_Given instruction_
Where a line holds the word "data", copy that line.

======== Records provided

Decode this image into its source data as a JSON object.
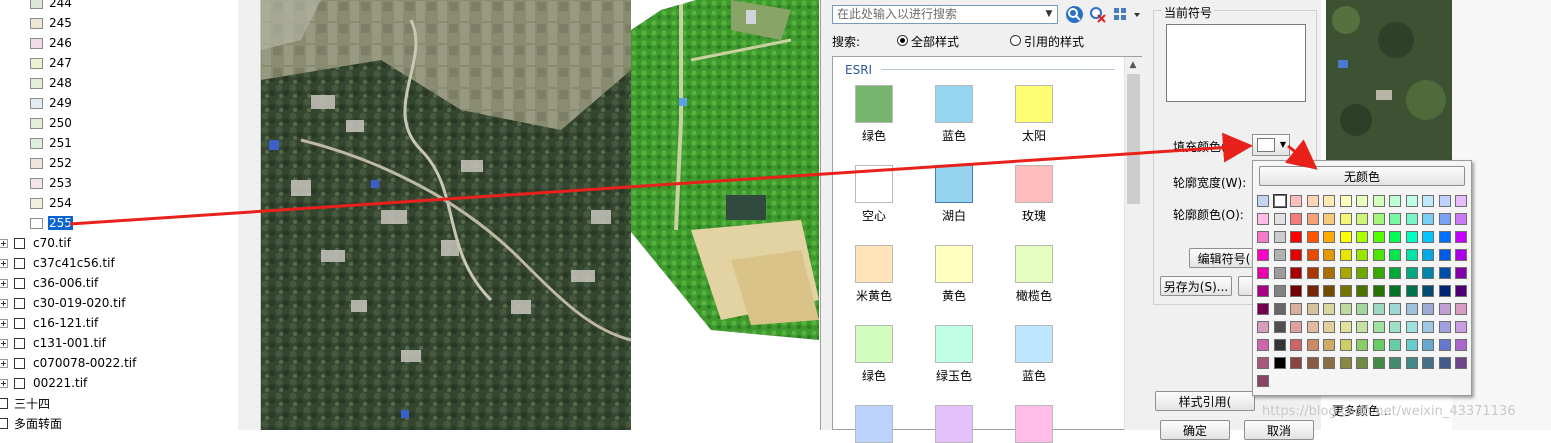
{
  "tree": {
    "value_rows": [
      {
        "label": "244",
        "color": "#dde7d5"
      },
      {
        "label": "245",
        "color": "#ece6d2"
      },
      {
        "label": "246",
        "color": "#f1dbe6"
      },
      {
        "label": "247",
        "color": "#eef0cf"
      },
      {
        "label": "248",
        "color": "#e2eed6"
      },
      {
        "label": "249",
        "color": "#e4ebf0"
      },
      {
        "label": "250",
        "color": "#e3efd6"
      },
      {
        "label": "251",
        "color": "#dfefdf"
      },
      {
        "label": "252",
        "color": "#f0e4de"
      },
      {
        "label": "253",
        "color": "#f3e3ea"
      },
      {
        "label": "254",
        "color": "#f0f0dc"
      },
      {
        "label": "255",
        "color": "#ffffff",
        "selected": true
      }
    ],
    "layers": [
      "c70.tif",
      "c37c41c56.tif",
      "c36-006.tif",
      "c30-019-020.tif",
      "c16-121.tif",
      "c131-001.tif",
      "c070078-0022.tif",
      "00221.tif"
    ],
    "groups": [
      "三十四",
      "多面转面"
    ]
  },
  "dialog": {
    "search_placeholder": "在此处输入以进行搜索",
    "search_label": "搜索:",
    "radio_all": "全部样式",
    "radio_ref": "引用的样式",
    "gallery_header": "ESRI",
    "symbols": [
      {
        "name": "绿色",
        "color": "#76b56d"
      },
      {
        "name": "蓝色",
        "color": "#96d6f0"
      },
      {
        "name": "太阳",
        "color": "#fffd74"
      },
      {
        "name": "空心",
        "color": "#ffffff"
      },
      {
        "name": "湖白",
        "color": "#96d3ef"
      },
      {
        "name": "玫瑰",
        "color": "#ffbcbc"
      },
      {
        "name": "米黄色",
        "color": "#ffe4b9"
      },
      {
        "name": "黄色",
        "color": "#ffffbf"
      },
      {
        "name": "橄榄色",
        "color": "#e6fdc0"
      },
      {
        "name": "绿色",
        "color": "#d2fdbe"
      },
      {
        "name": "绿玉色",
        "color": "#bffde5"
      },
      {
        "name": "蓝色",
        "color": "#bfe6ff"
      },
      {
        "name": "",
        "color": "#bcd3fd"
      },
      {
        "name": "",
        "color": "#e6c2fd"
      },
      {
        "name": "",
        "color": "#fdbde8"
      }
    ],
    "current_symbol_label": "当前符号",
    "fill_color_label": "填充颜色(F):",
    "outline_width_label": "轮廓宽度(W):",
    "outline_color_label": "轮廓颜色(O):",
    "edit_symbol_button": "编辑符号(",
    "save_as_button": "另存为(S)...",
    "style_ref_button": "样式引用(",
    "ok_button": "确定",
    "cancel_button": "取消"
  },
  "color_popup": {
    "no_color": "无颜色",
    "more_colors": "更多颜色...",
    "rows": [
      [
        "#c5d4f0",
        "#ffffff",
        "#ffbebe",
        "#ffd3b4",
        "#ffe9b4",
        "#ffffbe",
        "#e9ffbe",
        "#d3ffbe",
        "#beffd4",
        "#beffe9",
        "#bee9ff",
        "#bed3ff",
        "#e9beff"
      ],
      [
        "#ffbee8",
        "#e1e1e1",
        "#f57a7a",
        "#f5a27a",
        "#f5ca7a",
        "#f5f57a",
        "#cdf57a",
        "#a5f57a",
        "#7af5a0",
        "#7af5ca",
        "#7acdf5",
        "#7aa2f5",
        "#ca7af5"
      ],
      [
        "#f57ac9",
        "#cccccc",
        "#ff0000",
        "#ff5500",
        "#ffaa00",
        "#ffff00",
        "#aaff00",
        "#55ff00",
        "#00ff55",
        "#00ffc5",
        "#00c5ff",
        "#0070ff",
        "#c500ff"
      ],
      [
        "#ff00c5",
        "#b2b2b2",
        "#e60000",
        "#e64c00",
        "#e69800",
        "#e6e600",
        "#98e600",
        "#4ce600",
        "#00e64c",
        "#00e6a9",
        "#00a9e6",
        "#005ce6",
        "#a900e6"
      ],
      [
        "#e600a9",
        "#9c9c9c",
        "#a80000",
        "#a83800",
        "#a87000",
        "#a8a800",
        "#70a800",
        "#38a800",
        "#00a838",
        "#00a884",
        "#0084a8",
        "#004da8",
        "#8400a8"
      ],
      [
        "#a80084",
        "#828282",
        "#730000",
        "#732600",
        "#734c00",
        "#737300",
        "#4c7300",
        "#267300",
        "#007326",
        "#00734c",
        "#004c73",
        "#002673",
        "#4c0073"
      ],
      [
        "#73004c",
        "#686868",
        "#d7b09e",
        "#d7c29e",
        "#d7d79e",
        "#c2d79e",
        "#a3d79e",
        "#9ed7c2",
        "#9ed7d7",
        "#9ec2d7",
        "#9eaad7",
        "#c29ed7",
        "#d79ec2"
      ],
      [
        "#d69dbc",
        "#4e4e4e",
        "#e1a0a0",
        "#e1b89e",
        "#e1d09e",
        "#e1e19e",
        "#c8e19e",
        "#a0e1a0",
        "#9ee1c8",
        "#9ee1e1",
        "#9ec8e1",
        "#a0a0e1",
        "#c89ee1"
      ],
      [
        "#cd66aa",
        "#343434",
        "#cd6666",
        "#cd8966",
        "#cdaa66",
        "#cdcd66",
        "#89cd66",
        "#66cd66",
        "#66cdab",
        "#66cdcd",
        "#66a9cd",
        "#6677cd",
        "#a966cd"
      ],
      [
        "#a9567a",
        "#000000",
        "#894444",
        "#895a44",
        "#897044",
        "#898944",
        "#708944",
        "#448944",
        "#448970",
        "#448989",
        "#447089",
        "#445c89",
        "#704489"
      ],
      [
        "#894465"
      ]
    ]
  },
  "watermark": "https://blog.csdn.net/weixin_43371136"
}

================
======== Records provided

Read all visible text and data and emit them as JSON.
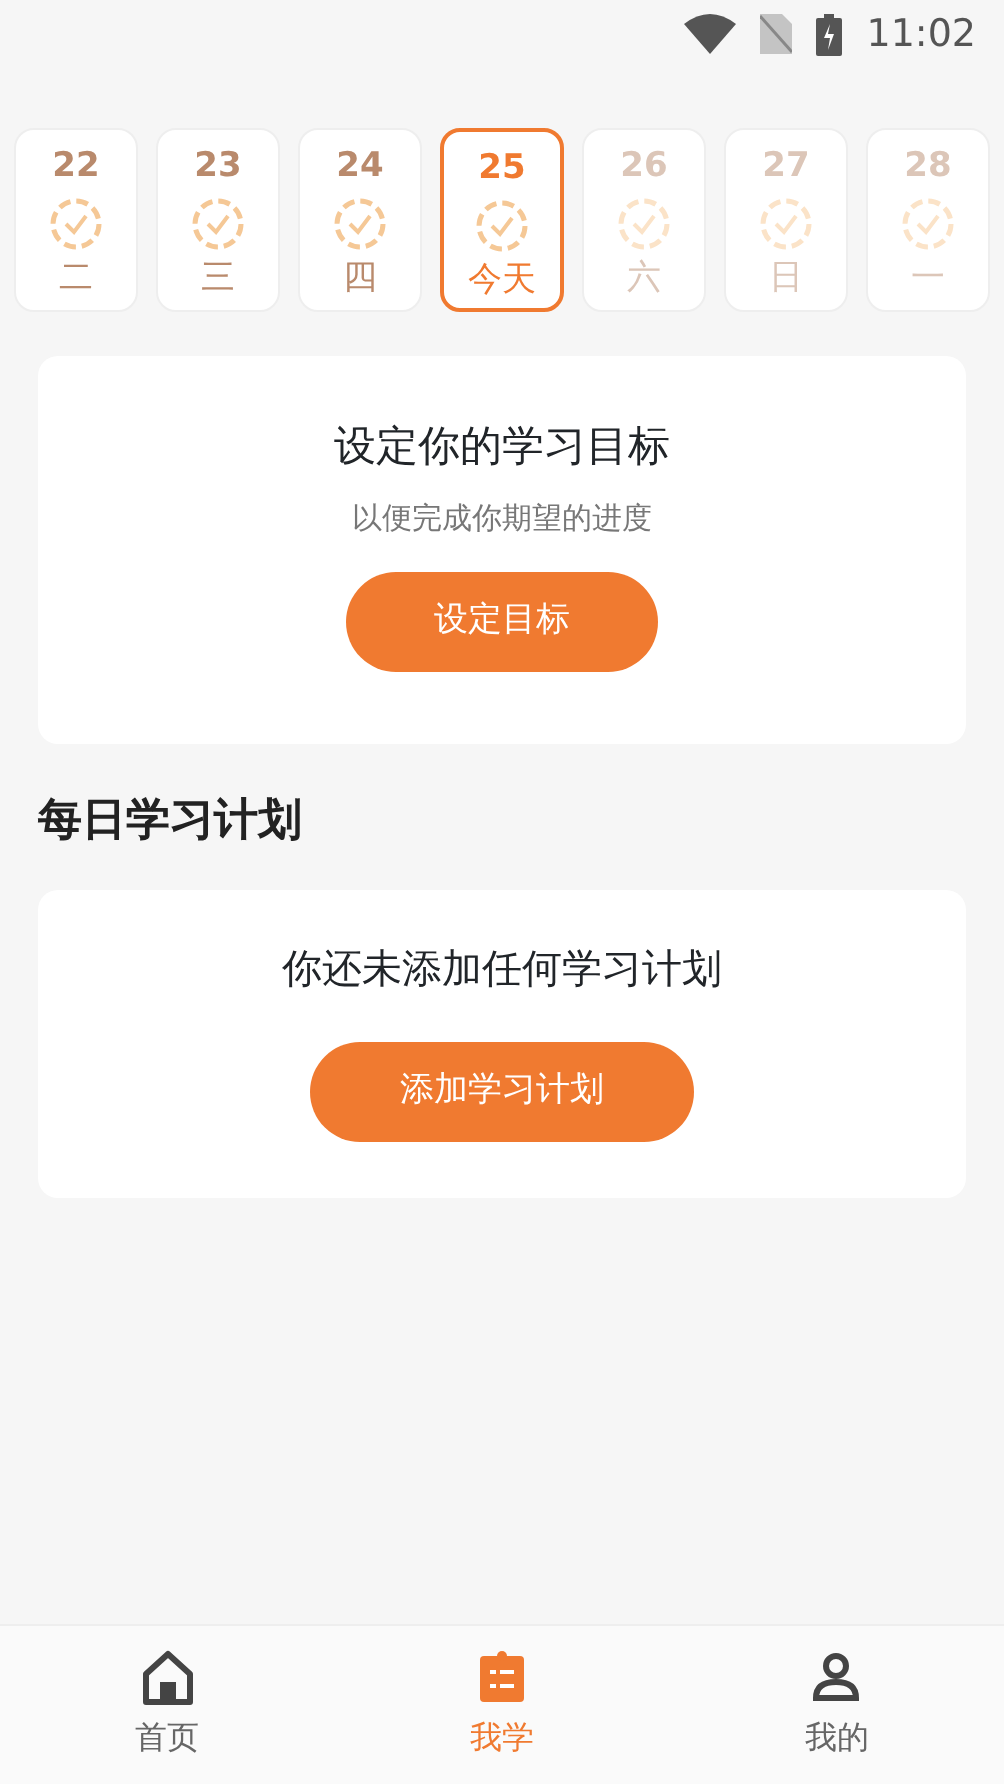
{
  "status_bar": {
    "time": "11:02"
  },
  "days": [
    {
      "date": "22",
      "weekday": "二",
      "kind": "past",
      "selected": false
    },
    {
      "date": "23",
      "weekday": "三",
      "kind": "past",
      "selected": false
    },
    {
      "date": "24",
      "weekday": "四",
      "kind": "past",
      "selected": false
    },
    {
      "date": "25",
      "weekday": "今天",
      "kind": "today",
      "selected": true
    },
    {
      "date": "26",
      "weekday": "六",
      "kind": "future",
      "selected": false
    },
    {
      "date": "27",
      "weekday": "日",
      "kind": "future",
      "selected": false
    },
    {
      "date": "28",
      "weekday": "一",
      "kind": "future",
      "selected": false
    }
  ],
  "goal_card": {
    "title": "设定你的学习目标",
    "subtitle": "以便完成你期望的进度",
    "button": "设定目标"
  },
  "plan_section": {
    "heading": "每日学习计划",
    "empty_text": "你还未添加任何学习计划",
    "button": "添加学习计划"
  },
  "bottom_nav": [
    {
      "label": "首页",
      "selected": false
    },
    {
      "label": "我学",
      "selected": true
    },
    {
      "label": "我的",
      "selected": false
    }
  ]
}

================

_Written reply_
Decode this image into its source data as a JSON object.
Read all visible text and data and emit them as JSON.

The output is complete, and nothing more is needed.